REQUIRED TASK - Every record below should be written out exactly; pictures stay out.

PROVIDED INFORMATION -
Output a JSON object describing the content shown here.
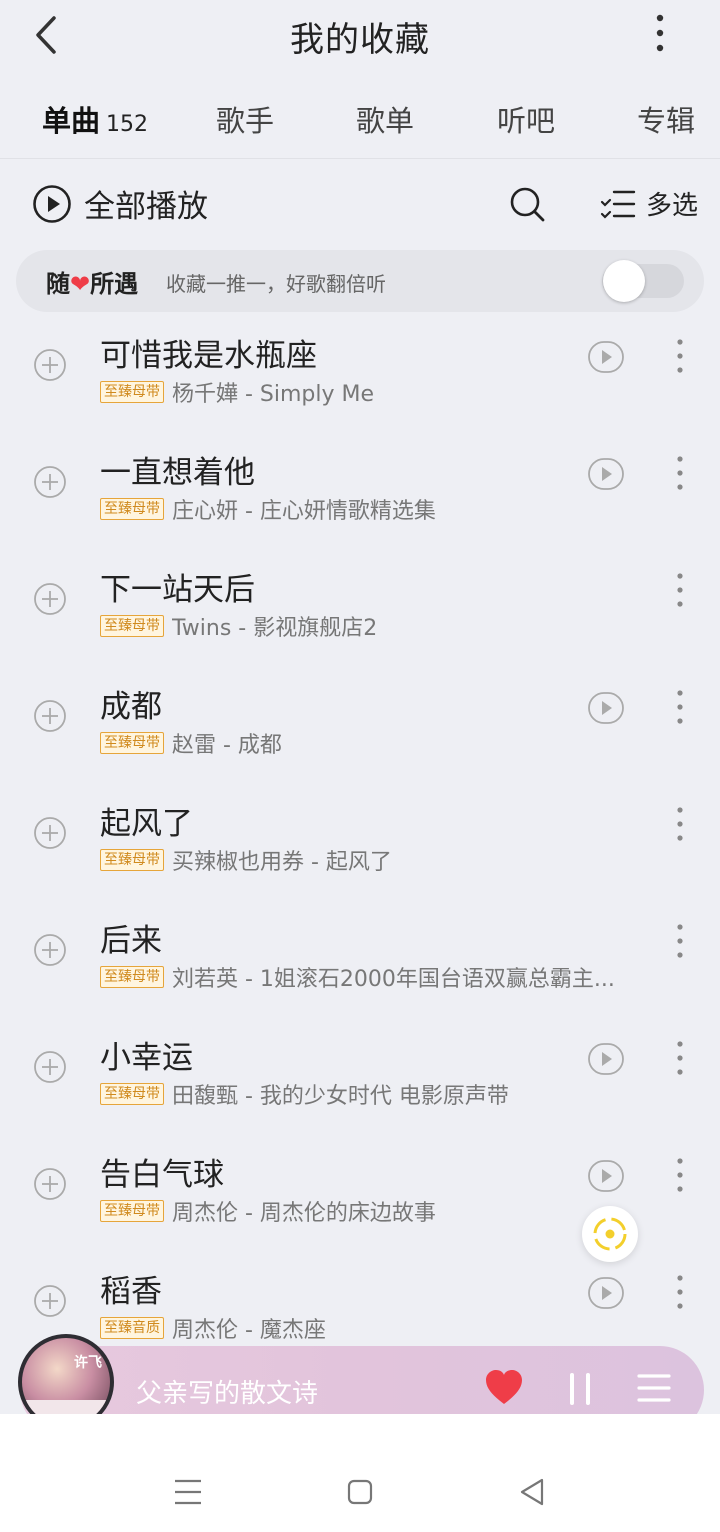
{
  "header": {
    "title": "我的收藏"
  },
  "tabs": [
    {
      "label": "单曲",
      "count": "152"
    },
    {
      "label": "歌手"
    },
    {
      "label": "歌单"
    },
    {
      "label": "听吧"
    },
    {
      "label": "专辑"
    }
  ],
  "actions": {
    "play_all": "全部播放",
    "multi_select": "多选"
  },
  "recommend": {
    "title_pre": "随",
    "title_post": "所遇",
    "subtitle": "收藏一推一，好歌翻倍听",
    "toggle_on": false
  },
  "songs": [
    {
      "title": "可惜我是水瓶座",
      "badge": "至臻母带",
      "subtitle": "杨千嬅 - Simply Me",
      "has_mv": true
    },
    {
      "title": "一直想着他",
      "badge": "至臻母带",
      "subtitle": "庄心妍 - 庄心妍情歌精选集",
      "has_mv": true
    },
    {
      "title": "下一站天后",
      "badge": "至臻母带",
      "subtitle": "Twins - 影视旗舰店2",
      "has_mv": false
    },
    {
      "title": "成都",
      "badge": "至臻母带",
      "subtitle": "赵雷 - 成都",
      "has_mv": true
    },
    {
      "title": "起风了",
      "badge": "至臻母带",
      "subtitle": "买辣椒也用券 - 起风了",
      "has_mv": false
    },
    {
      "title": "后来",
      "badge": "至臻母带",
      "subtitle": "刘若英 - 1姐滚石2000年国台语双赢总霸主...",
      "has_mv": false
    },
    {
      "title": "小幸运",
      "badge": "至臻母带",
      "subtitle": "田馥甄 - 我的少女时代 电影原声带",
      "has_mv": true
    },
    {
      "title": "告白气球",
      "badge": "至臻母带",
      "subtitle": "周杰伦 - 周杰伦的床边故事",
      "has_mv": true
    },
    {
      "title": "稻香",
      "badge": "至臻音质",
      "subtitle": "周杰伦 - 魔杰座",
      "has_mv": true
    }
  ],
  "player": {
    "now_playing": "父亲写的散文诗",
    "album_text": "许飞",
    "liked": true
  },
  "colors": {
    "accent_yellow": "#ffe14d",
    "heart_red": "#ef3d48",
    "badge_gold": "#e6a53a"
  },
  "icons": [
    "back-icon",
    "more-vertical-icon",
    "play-circle-icon",
    "search-icon",
    "multi-select-icon",
    "add-circle-icon",
    "mv-play-icon",
    "locate-icon",
    "heart-icon",
    "pause-icon",
    "playlist-icon",
    "menu-nav-icon",
    "home-nav-icon",
    "back-nav-icon"
  ]
}
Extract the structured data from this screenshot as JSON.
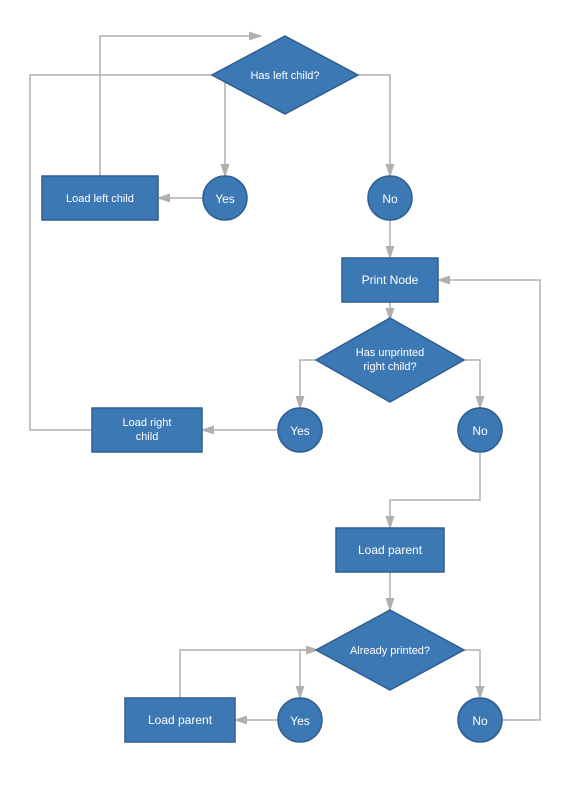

THE RESULT -
Output a JSON object describing the content shown here.
{
  "header": {
    "title": "我的收藏"
  },
  "tabs": [
    {
      "label": "单曲",
      "count": "152"
    },
    {
      "label": "歌手"
    },
    {
      "label": "歌单"
    },
    {
      "label": "听吧"
    },
    {
      "label": "专辑"
    }
  ],
  "actions": {
    "play_all": "全部播放",
    "multi_select": "多选"
  },
  "recommend": {
    "title_pre": "随",
    "title_post": "所遇",
    "subtitle": "收藏一推一，好歌翻倍听",
    "toggle_on": false
  },
  "songs": [
    {
      "title": "可惜我是水瓶座",
      "badge": "至臻母带",
      "subtitle": "杨千嬅 - Simply Me",
      "has_mv": true
    },
    {
      "title": "一直想着他",
      "badge": "至臻母带",
      "subtitle": "庄心妍 - 庄心妍情歌精选集",
      "has_mv": true
    },
    {
      "title": "下一站天后",
      "badge": "至臻母带",
      "subtitle": "Twins - 影视旗舰店2",
      "has_mv": false
    },
    {
      "title": "成都",
      "badge": "至臻母带",
      "subtitle": "赵雷 - 成都",
      "has_mv": true
    },
    {
      "title": "起风了",
      "badge": "至臻母带",
      "subtitle": "买辣椒也用券 - 起风了",
      "has_mv": false
    },
    {
      "title": "后来",
      "badge": "至臻母带",
      "subtitle": "刘若英 - 1姐滚石2000年国台语双赢总霸主...",
      "has_mv": false
    },
    {
      "title": "小幸运",
      "badge": "至臻母带",
      "subtitle": "田馥甄 - 我的少女时代 电影原声带",
      "has_mv": true
    },
    {
      "title": "告白气球",
      "badge": "至臻母带",
      "subtitle": "周杰伦 - 周杰伦的床边故事",
      "has_mv": true
    },
    {
      "title": "稻香",
      "badge": "至臻音质",
      "subtitle": "周杰伦 - 魔杰座",
      "has_mv": true
    }
  ],
  "player": {
    "now_playing": "父亲写的散文诗",
    "album_text": "许飞",
    "liked": true
  },
  "colors": {
    "accent_yellow": "#ffe14d",
    "heart_red": "#ef3d48",
    "badge_gold": "#e6a53a"
  },
  "icons": [
    "back-icon",
    "more-vertical-icon",
    "play-circle-icon",
    "search-icon",
    "multi-select-icon",
    "add-circle-icon",
    "mv-play-icon",
    "locate-icon",
    "heart-icon",
    "pause-icon",
    "playlist-icon",
    "menu-nav-icon",
    "home-nav-icon",
    "back-nav-icon"
  ]
}
Extract the structured data from this screenshot as JSON.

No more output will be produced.